- [Short problem] Search the material below for the word "image" and copy every line in which it occurs.

--- start Items ---

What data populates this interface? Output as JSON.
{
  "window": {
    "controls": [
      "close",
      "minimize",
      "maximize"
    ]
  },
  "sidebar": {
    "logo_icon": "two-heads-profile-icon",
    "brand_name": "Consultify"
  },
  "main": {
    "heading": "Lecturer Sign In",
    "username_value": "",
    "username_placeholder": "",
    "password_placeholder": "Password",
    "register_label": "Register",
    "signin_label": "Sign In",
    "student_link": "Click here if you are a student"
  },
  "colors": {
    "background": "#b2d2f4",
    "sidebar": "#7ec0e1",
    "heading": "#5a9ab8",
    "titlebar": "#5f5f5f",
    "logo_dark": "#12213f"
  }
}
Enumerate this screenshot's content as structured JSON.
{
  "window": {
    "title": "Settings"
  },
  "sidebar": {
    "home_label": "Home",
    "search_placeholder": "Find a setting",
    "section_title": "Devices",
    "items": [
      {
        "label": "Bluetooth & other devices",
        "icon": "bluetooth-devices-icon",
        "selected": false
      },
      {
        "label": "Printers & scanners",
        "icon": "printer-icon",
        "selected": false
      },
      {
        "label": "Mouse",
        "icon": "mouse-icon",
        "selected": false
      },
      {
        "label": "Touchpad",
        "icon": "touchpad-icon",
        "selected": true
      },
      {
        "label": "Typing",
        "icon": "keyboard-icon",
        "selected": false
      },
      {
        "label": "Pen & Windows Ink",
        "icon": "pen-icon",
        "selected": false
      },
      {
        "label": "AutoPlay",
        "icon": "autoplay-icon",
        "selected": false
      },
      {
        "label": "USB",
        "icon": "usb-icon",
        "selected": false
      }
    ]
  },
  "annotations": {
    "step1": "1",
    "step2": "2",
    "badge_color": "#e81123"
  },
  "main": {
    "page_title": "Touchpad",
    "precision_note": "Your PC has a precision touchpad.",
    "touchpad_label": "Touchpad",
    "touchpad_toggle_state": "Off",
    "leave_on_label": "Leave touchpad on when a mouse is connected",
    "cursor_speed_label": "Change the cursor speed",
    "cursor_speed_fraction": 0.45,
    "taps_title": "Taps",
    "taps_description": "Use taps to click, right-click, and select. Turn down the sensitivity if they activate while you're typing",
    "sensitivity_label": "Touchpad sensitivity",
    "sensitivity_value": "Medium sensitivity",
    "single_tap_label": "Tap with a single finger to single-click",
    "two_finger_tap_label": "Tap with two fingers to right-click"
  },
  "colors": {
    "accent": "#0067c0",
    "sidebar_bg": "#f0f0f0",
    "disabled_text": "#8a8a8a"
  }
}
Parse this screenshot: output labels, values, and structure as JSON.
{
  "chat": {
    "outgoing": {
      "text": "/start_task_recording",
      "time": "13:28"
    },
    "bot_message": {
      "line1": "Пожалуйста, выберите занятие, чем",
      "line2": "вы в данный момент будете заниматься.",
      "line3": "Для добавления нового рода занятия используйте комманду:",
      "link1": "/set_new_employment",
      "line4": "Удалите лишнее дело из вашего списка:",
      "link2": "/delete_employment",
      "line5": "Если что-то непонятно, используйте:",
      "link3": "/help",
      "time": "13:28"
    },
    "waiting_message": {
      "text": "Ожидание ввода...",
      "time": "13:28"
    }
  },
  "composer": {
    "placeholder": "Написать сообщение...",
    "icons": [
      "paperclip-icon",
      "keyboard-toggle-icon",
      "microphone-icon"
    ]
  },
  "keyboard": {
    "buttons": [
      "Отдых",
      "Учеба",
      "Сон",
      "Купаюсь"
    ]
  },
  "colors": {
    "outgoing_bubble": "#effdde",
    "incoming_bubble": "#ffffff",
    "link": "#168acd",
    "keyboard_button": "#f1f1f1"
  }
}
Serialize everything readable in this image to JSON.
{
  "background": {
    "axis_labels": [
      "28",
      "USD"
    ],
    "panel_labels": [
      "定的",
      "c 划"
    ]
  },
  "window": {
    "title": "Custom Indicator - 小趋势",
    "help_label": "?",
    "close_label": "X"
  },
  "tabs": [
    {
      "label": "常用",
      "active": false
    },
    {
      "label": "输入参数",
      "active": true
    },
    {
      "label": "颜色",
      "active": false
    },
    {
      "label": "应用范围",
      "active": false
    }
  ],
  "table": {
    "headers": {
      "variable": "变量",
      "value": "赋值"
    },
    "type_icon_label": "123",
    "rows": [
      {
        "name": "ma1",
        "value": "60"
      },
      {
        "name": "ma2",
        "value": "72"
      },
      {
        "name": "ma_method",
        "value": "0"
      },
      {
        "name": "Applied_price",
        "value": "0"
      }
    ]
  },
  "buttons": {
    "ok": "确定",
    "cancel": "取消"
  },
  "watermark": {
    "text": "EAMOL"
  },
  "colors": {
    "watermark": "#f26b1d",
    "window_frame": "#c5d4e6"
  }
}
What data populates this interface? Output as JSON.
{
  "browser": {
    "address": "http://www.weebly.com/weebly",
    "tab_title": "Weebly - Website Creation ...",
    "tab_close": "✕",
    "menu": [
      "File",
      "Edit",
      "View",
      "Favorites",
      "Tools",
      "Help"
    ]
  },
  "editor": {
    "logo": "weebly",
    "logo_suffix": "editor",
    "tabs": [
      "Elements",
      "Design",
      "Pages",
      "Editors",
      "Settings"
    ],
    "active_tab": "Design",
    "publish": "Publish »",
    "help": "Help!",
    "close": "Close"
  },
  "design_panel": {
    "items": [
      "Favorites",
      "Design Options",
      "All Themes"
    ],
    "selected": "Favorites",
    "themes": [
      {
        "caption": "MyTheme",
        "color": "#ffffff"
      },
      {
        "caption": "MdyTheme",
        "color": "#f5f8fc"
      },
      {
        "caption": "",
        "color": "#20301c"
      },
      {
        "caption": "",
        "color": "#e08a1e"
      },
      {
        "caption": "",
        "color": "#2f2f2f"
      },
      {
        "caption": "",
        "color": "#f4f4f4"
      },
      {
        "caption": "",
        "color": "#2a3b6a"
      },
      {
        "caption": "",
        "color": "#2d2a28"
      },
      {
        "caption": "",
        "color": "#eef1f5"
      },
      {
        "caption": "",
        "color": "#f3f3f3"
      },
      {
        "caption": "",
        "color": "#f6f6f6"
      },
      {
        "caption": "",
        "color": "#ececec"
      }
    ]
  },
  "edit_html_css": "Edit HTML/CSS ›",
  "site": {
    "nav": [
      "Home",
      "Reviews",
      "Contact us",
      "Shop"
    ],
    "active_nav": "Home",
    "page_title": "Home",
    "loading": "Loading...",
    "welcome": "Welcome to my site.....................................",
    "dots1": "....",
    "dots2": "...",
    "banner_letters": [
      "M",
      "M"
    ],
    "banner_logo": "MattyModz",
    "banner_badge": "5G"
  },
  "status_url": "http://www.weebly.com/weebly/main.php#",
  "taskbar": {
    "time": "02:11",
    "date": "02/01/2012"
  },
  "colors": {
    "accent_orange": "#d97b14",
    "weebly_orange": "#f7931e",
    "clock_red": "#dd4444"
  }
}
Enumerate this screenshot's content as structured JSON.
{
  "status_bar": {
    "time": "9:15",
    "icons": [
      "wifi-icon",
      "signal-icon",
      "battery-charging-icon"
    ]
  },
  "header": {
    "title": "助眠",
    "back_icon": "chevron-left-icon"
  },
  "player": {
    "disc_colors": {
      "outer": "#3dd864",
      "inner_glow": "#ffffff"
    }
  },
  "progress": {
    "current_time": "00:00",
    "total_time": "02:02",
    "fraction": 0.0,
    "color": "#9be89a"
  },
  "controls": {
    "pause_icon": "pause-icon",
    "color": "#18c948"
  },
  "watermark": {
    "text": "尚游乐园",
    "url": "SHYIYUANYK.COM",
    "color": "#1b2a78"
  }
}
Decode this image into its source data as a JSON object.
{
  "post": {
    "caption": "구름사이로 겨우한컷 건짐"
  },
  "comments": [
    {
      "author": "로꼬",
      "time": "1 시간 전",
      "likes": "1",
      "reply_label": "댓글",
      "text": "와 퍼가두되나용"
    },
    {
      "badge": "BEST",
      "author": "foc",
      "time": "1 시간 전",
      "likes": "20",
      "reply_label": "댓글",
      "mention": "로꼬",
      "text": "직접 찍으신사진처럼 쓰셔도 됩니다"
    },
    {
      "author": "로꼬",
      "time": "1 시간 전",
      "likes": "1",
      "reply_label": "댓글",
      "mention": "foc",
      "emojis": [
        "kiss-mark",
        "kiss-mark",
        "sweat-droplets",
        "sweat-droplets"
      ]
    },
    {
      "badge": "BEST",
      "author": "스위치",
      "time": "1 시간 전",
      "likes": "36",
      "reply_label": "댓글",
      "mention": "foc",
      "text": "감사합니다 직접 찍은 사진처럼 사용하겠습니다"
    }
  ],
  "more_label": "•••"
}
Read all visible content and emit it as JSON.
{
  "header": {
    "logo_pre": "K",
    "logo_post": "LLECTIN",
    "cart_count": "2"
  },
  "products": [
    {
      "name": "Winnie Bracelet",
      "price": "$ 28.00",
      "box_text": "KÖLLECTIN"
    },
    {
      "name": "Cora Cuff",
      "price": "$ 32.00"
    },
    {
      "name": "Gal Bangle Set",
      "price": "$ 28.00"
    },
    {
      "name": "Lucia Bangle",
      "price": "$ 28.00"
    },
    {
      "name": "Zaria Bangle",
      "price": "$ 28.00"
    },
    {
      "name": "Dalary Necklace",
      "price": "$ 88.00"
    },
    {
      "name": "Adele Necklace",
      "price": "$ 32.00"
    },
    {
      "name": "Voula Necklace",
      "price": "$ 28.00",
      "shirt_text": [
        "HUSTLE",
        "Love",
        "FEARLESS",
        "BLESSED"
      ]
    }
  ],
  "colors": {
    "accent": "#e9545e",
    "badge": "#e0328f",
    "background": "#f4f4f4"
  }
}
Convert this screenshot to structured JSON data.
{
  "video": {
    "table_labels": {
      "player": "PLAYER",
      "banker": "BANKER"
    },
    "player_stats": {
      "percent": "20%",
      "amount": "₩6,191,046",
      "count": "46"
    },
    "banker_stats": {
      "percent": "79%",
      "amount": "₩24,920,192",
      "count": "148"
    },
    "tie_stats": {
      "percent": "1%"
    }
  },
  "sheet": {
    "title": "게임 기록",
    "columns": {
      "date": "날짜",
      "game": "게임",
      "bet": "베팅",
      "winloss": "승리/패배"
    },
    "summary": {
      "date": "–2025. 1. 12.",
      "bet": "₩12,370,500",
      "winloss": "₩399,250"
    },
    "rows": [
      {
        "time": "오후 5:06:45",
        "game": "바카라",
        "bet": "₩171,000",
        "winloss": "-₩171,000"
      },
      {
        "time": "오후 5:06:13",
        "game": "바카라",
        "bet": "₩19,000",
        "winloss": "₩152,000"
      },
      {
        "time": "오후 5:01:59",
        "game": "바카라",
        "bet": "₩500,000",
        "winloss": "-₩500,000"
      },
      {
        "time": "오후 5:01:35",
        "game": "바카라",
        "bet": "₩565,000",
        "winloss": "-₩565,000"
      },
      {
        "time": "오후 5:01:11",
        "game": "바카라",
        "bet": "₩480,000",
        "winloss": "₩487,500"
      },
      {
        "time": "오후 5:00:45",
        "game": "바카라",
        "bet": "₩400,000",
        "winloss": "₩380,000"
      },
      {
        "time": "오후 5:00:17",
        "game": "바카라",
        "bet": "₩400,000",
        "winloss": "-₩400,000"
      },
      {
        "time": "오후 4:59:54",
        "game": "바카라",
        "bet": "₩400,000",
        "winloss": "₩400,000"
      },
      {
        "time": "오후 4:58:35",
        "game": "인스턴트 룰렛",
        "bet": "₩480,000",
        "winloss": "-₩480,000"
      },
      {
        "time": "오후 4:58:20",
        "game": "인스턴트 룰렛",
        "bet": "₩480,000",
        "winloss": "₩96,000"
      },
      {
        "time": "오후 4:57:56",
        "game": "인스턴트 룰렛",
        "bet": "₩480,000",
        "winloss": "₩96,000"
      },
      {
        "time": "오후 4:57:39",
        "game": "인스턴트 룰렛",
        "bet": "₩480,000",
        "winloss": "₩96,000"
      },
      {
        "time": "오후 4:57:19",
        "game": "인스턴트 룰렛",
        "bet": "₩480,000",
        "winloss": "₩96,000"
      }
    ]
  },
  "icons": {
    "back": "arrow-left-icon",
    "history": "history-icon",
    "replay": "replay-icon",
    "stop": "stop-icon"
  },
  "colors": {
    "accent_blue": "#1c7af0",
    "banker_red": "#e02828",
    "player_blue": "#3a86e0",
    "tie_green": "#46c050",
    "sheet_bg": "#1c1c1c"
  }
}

--- end Items ---

- [Full solution]
Serialize everything readable in this image to JSON.
Decode this image into its source data as a JSON object.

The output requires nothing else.